#### Text section ####
TASS-2018-Good-Or-Bad-News @SEPLN

About

This task is focused on an emotional categorization in the domain of news articles. A corpus is currently being built from RSS feeds of different online newspapers written in different varieties of Spanish, namelly Argentina, Chile, Colombia, Cuba, Spain, USA, Mexico, Peru and Venezuela. Then the plan is to classify the information provided by each feed (at least, a headline, and in many cases, a brief summary of the article) into an emotional categorization of SAFE or UNSAFE, from the point of view of the general public of each corresponding country.

This task could be considered as a kind of stance classification, on the positioning of the editor or the public of an article on a news content. The task is a strong challenge because it has to deal with the polarity of feeling (safe vs unsafe) and to work in combination with a (pseudo) thematic classification to be able to determine the meaning of the news. For example, the reduction of traffic accidents has a negative feeling because of the accidents, but the context of reducing the numbers makes that these are finally good news.

Tasks

Two subtasks are proposed, the first one aims at evaluating the performance of the systems without taking into account the varieties of the Spanish language. On the other hand, the second task is a local multilingual challenge, because the training set is composed of texts written in the Spanish language spoken in Spain and the test sets are texts written in the Spanish language spoken in different countries of America.
####
To-do list:
1/ According to the task description, into which two emotional categories is the information from each feed to be classified?
2/ Transcribe a passage of the task description that begins at the words "This task could" and ends after the words "finally good news.".
#### Given data ####
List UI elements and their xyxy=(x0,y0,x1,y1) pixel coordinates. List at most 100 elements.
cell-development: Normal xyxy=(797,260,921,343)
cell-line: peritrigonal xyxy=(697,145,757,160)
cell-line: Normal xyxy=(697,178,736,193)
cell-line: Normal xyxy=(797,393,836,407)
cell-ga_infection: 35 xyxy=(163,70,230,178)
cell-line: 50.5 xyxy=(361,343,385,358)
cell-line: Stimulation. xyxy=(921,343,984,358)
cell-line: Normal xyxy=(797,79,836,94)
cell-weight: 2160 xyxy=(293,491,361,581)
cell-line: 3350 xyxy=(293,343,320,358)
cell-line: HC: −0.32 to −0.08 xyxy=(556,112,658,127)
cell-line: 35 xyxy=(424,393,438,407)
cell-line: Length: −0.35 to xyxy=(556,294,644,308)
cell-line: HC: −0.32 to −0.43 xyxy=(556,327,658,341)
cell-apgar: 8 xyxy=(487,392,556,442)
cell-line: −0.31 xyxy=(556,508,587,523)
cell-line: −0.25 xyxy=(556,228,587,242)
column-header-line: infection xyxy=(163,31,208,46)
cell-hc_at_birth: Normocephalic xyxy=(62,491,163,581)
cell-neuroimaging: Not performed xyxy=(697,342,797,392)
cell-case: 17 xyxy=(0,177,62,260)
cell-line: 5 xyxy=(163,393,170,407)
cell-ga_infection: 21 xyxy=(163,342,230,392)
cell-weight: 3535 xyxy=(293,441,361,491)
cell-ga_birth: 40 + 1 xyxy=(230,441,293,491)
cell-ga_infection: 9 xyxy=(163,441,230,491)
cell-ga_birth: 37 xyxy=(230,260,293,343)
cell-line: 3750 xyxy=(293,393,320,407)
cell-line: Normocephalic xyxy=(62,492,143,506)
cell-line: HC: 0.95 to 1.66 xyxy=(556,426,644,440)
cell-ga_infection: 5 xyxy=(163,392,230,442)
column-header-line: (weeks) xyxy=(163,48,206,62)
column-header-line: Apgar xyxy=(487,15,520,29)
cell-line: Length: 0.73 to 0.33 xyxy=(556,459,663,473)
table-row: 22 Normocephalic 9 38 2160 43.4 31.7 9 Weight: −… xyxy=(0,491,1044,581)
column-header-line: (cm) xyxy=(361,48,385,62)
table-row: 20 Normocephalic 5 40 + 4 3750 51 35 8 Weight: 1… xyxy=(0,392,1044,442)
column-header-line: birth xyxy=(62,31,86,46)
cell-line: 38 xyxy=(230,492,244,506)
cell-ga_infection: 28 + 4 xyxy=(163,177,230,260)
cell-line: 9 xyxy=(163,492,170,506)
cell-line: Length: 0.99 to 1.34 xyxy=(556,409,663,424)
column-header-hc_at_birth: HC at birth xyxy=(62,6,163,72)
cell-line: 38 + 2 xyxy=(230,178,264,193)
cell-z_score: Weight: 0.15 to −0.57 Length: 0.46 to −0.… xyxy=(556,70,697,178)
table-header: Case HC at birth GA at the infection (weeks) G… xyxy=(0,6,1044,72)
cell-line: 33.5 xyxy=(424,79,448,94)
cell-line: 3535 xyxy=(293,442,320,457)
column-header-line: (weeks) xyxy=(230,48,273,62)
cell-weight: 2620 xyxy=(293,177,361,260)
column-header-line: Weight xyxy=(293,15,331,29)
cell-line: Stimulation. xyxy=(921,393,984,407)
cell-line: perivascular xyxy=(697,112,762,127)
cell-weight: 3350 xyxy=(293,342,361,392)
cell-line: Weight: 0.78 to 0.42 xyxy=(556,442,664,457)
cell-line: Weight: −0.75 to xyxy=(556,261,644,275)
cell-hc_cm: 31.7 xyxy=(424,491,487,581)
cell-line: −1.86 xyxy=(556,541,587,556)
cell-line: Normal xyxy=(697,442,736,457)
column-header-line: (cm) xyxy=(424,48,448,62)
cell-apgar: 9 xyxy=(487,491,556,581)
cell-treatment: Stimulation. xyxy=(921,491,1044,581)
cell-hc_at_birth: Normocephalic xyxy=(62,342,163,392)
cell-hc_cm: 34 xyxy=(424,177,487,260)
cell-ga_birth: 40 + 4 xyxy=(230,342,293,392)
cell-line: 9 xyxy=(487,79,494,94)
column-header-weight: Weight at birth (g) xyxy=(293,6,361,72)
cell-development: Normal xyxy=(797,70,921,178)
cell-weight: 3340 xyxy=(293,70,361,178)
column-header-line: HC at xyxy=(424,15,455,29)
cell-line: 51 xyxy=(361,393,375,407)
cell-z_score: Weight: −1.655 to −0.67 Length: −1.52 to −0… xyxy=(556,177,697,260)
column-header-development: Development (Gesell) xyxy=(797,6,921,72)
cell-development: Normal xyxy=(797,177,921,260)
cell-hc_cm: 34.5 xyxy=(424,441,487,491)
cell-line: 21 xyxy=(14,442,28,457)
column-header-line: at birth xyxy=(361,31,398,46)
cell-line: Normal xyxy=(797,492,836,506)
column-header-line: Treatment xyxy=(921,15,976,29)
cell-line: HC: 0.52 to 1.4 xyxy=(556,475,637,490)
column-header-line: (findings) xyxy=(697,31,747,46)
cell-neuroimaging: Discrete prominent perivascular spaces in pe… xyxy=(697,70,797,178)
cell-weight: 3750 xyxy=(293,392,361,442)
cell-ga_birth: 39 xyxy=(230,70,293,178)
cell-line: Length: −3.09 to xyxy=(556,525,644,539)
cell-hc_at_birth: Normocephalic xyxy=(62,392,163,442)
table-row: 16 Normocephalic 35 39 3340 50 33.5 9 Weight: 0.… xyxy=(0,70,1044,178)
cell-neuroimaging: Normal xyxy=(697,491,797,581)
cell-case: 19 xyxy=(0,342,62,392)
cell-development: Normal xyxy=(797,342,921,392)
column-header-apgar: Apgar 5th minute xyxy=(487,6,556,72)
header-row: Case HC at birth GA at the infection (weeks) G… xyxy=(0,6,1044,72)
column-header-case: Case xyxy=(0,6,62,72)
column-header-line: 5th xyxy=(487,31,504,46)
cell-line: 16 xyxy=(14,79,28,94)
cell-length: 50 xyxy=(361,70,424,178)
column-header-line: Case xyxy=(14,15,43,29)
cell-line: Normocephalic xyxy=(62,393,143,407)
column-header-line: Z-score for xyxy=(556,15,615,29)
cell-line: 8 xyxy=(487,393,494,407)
####
Solutions below:
1/ SAFE or UNSAFE.

2/
This task could be considered as a kind of stance classification, on the positioning of the editor or the public of an article on a news content. The task is a strong challenge because it has to deal with the polarity of feeling (safe vs unsafe) and to work in combination with a (pseudo) thematic classification to be able to determine the meaning of the news. For example, the reduction of traffic accidents has a negative feeling because of the accidents, but the context of reducing the numbers makes that these are finally good news.